● TASK TO COMPLETE:
Reproduce the data below in full and exclude every picture.
---- DATASET
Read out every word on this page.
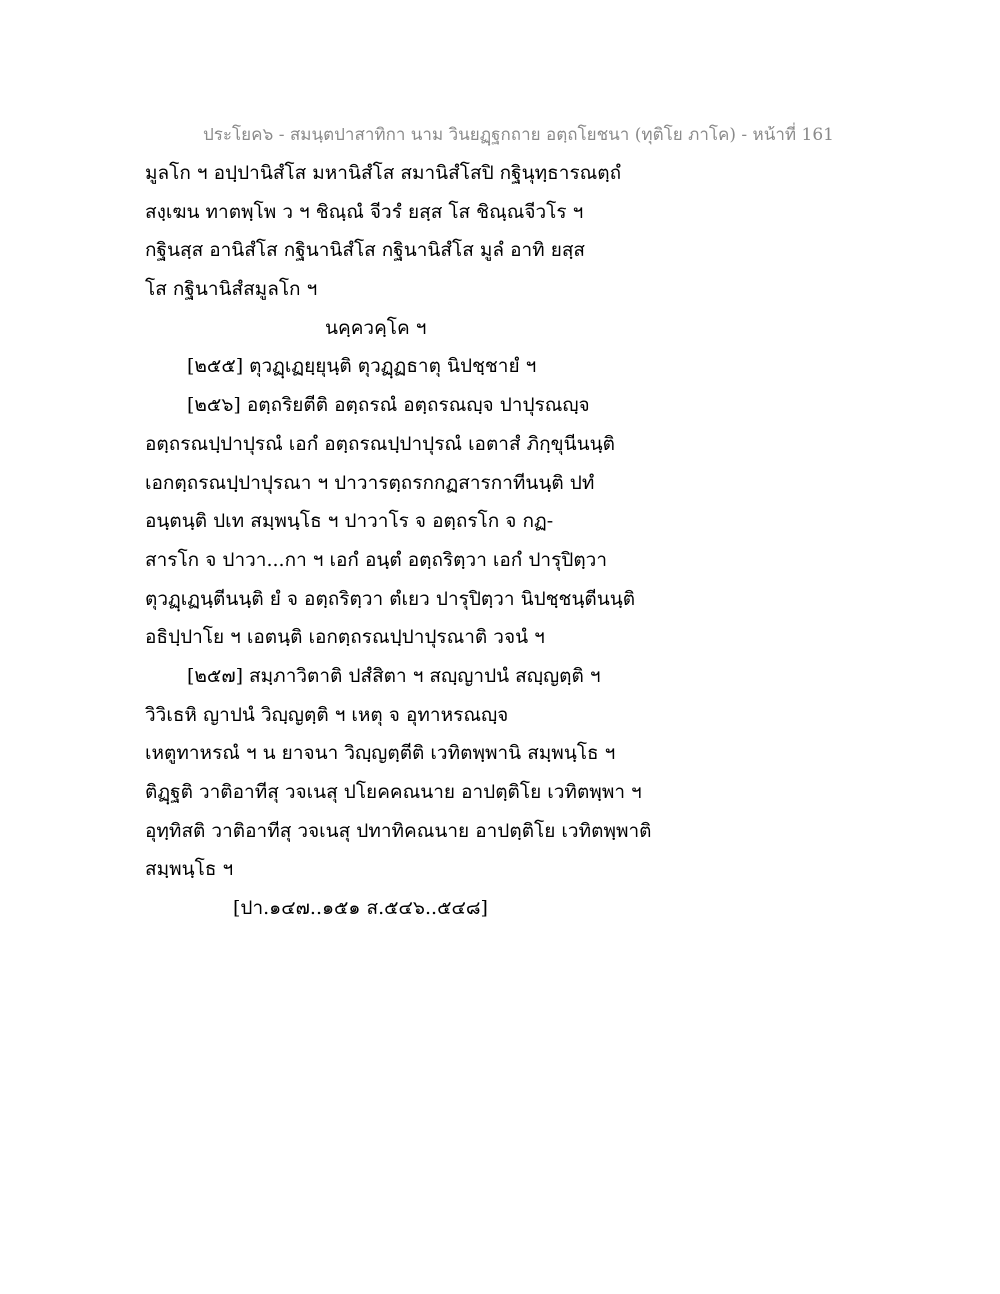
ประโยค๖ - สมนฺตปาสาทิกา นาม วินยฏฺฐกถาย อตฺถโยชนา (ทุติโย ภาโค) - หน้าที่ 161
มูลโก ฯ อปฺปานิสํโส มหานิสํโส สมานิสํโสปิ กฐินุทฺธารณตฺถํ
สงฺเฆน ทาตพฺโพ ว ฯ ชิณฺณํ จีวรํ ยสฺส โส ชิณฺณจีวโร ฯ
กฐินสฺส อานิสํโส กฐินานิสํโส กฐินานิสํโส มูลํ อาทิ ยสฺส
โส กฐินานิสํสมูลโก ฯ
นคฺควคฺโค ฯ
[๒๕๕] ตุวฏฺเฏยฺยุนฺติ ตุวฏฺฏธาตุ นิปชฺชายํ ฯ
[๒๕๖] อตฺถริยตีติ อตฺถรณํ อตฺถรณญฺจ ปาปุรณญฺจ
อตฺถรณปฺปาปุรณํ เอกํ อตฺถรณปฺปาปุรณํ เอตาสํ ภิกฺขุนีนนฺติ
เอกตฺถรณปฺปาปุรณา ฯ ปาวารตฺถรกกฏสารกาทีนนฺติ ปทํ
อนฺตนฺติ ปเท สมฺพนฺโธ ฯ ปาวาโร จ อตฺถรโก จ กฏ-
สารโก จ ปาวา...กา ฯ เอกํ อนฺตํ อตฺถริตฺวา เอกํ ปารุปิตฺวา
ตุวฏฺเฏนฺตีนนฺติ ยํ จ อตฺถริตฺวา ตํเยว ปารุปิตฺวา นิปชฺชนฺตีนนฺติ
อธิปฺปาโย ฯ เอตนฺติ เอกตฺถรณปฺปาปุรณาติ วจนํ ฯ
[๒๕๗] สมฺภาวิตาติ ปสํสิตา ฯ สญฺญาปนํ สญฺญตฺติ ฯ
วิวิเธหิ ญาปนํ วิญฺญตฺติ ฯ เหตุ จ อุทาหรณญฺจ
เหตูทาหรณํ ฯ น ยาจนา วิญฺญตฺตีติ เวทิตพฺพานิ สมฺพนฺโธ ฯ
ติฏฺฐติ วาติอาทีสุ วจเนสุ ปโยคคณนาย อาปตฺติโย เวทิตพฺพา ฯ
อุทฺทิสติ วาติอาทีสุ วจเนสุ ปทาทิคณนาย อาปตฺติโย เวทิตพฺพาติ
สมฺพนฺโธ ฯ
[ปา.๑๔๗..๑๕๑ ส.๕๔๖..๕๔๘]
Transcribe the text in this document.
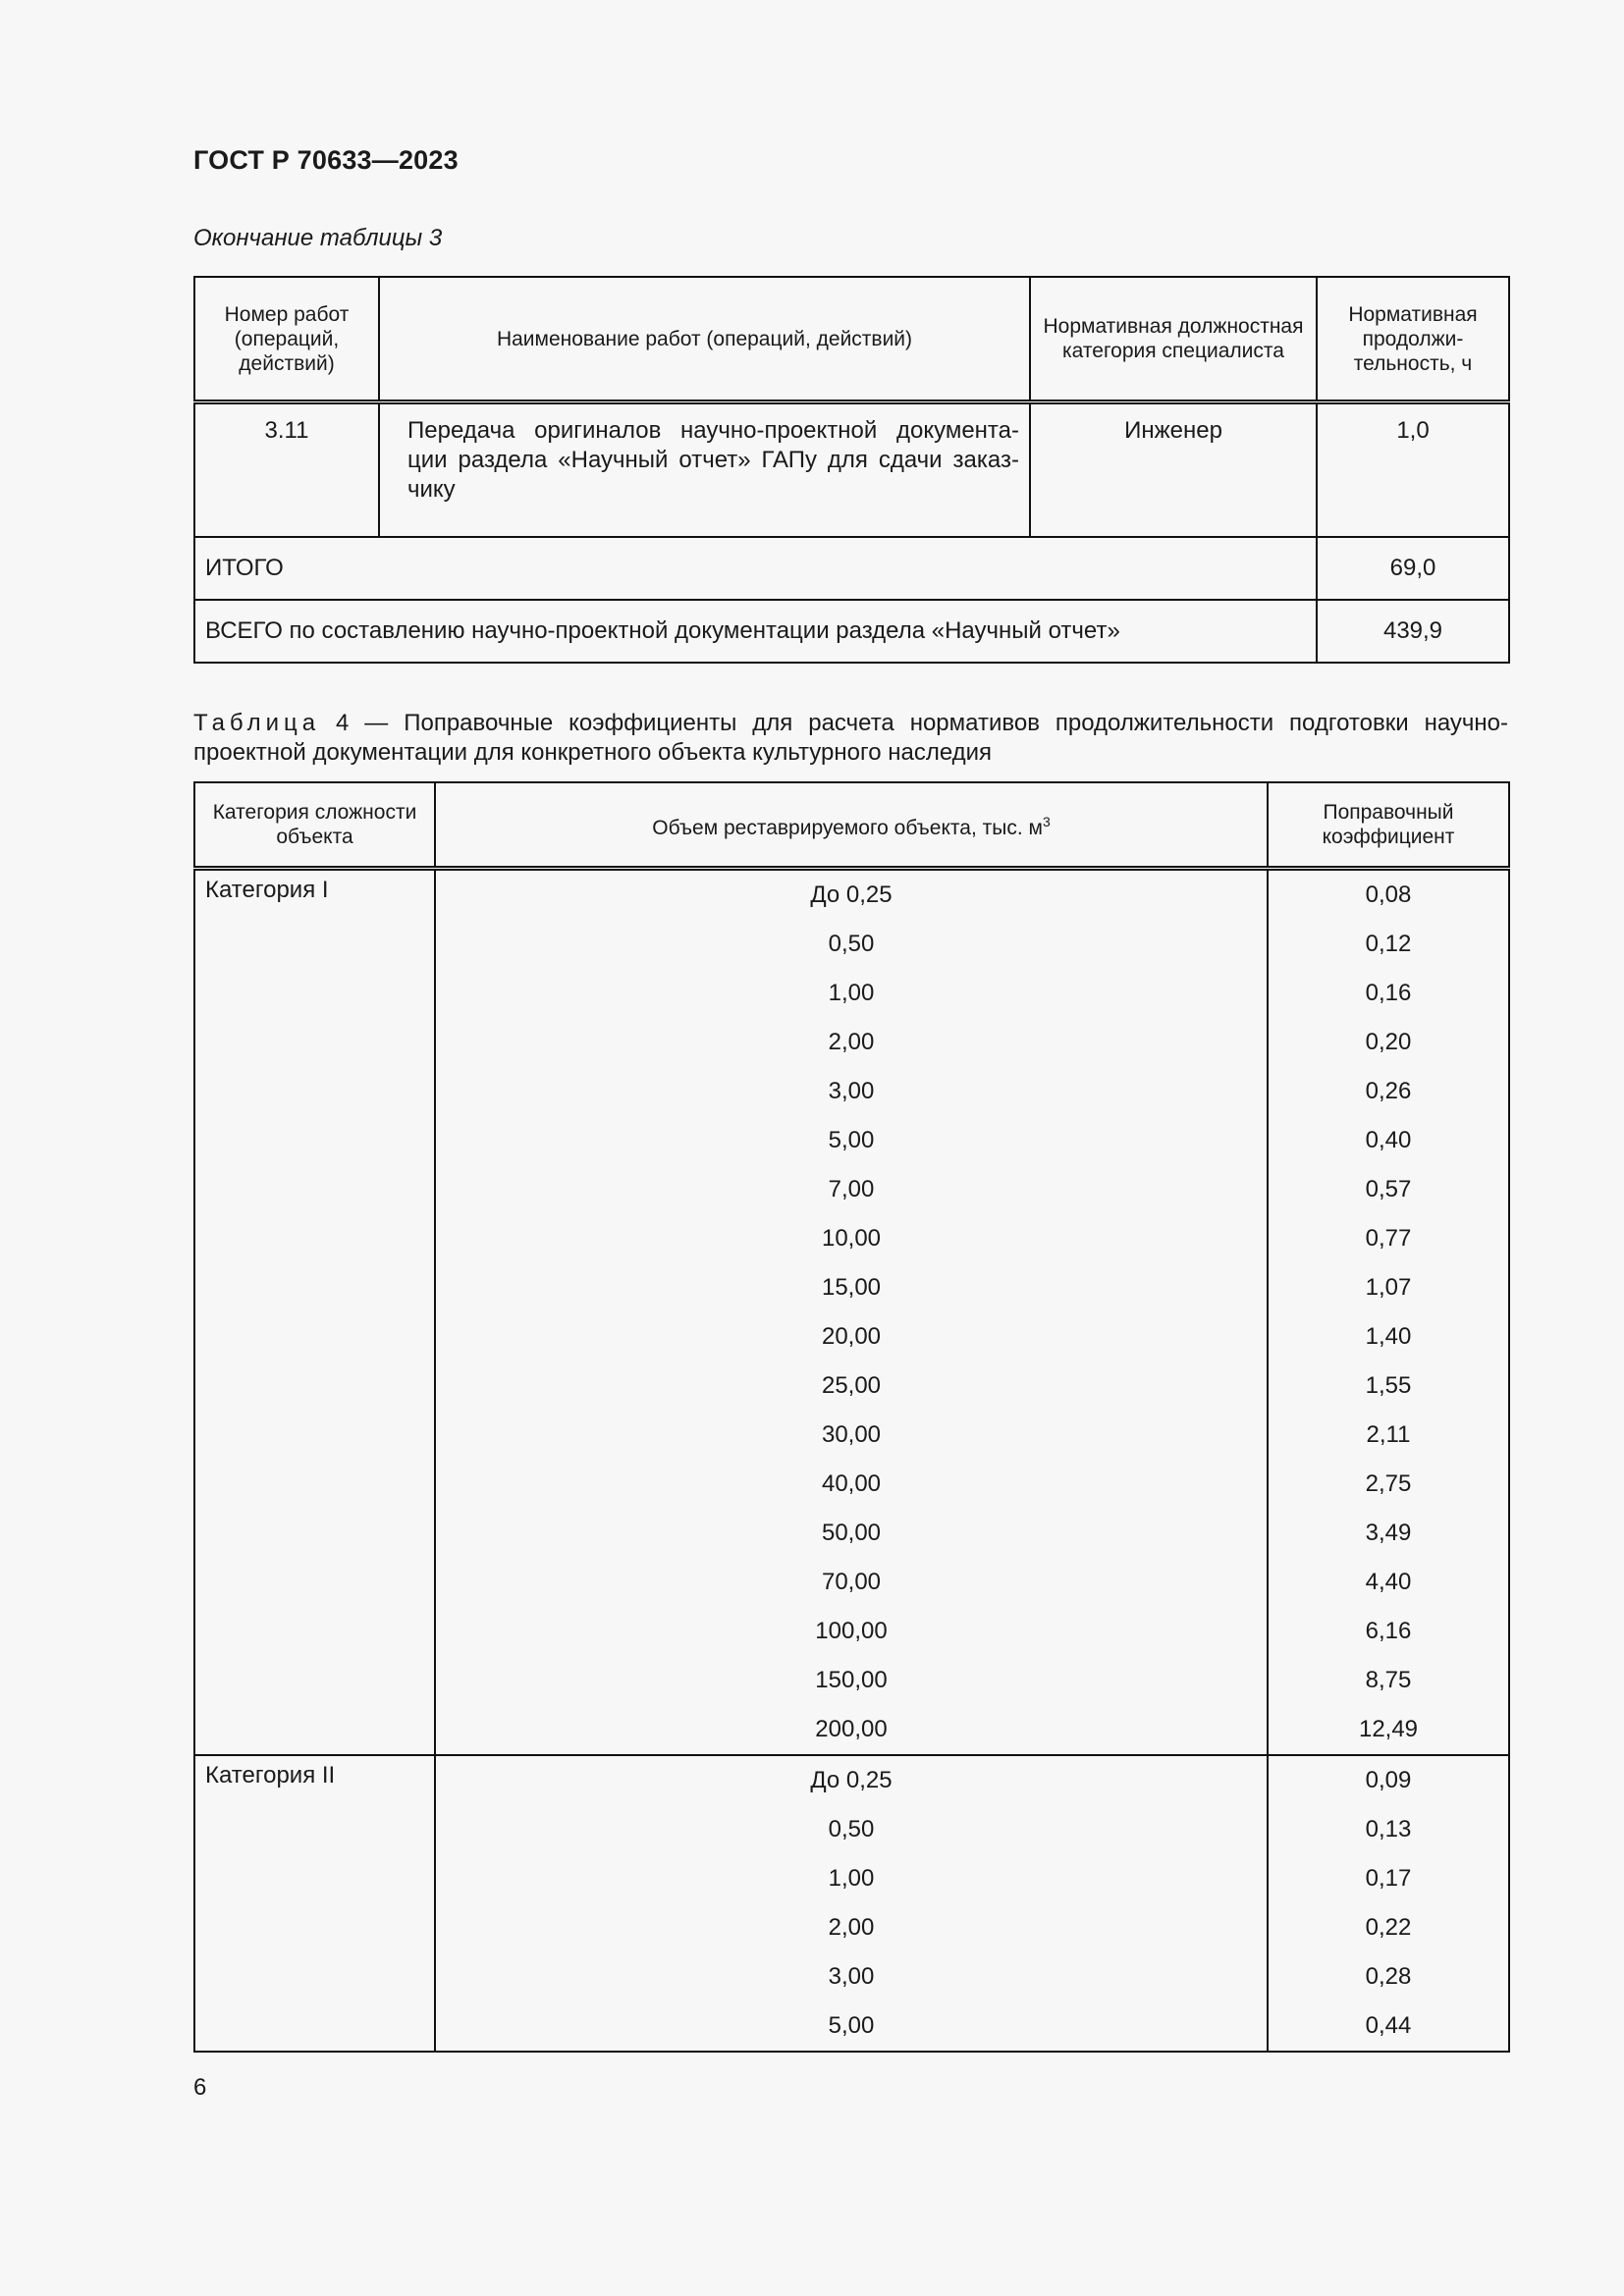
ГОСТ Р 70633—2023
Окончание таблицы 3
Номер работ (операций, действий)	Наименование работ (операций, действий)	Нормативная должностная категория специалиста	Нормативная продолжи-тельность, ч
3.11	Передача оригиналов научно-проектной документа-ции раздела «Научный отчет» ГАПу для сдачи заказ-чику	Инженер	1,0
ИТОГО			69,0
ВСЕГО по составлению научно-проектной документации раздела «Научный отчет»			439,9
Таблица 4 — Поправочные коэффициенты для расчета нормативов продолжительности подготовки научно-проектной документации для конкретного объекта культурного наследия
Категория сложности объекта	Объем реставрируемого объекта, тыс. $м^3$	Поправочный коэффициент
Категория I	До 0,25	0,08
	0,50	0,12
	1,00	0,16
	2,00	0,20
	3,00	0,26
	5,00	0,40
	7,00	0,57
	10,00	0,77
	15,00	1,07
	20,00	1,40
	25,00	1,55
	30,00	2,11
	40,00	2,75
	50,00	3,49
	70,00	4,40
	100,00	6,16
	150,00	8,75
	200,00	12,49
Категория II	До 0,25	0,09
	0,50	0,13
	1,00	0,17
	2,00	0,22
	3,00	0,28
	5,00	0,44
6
--------
● ANSWER TO THE EXERCISE:
Read out every word on this page.
ประโยค๖ - สมนฺตปาสาทิกา นาม วินยฏฺฐกถาย อตฺถโยชนา (ทุติโย ภาโค) - หน้าที่ 161
มูลโก ฯ อปฺปานิสํโส มหานิสํโส สมานิสํโสปิ กฐินุทฺธารณตฺถํ
สงฺเฆน ทาตพฺโพ ว ฯ ชิณฺณํ จีวรํ ยสฺส โส ชิณฺณจีวโร ฯ
กฐินสฺส อานิสํโส กฐินานิสํโส กฐินานิสํโส มูลํ อาทิ ยสฺส
โส กฐินานิสํสมูลโก ฯ
นคฺควคฺโค ฯ
[๒๕๕] ตุวฏฺเฏยฺยุนฺติ ตุวฏฺฏธาตุ นิปชฺชายํ ฯ
[๒๕๖] อตฺถริยตีติ อตฺถรณํ อตฺถรณญฺจ ปาปุรณญฺจ
อตฺถรณปฺปาปุรณํ เอกํ อตฺถรณปฺปาปุรณํ เอตาสํ ภิกฺขุนีนนฺติ
เอกตฺถรณปฺปาปุรณา ฯ ปาวารตฺถรกกฏสารกาทีนนฺติ ปทํ
อนฺตนฺติ ปเท สมฺพนฺโธ ฯ ปาวาโร จ อตฺถรโก จ กฏ-
สารโก จ ปาวา...กา ฯ เอกํ อนฺตํ อตฺถริตฺวา เอกํ ปารุปิตฺวา
ตุวฏฺเฏนฺตีนนฺติ ยํ จ อตฺถริตฺวา ตํเยว ปารุปิตฺวา นิปชฺชนฺตีนนฺติ
อธิปฺปาโย ฯ เอตนฺติ เอกตฺถรณปฺปาปุรณาติ วจนํ ฯ
[๒๕๗] สมฺภาวิตาติ ปสํสิตา ฯ สญฺญาปนํ สญฺญตฺติ ฯ
วิวิเธหิ ญาปนํ วิญฺญตฺติ ฯ เหตุ จ อุทาหรณญฺจ
เหตูทาหรณํ ฯ น ยาจนา วิญฺญตฺตีติ เวทิตพฺพานิ สมฺพนฺโธ ฯ
ติฏฺฐติ วาติอาทีสุ วจเนสุ ปโยคคณนาย อาปตฺติโย เวทิตพฺพา ฯ
อุทฺทิสติ วาติอาทีสุ วจเนสุ ปทาทิคณนาย อาปตฺติโย เวทิตพฺพาติ
สมฺพนฺโธ ฯ
[ปา.๑๔๗..๑๕๑ ส.๕๔๖..๕๔๘]
Transcribe the text in this document.
ГОСТ Р 70633—2023
Окончание таблицы 3
Номер работ (операций, действий)	Наименование работ (операций, действий)	Нормативная должностная категория специалиста	Нормативная продолжи-тельность, ч
3.11	Передача оригиналов научно-проектной документа-ции раздела «Научный отчет» ГАПу для сдачи заказ-чику	Инженер	1,0
ИТОГО			69,0
ВСЕГО по составлению научно-проектной документации раздела «Научный отчет»			439,9
Таблица 4 — Поправочные коэффициенты для расчета нормативов продолжительности подготовки научно-проектной документации для конкретного объекта культурного наследия
Категория сложности объекта	Объем реставрируемого объекта, тыс. $м^3$	Поправочный коэффициент
Категория I	До 0,25	0,08
	0,50	0,12
	1,00	0,16
	2,00	0,20
	3,00	0,26
	5,00	0,40
	7,00	0,57
	10,00	0,77
	15,00	1,07
	20,00	1,40
	25,00	1,55
	30,00	2,11
	40,00	2,75
	50,00	3,49
	70,00	4,40
	100,00	6,16
	150,00	8,75
	200,00	12,49
Категория II	До 0,25	0,09
	0,50	0,13
	1,00	0,17
	2,00	0,22
	3,00	0,28
	5,00	0,44
6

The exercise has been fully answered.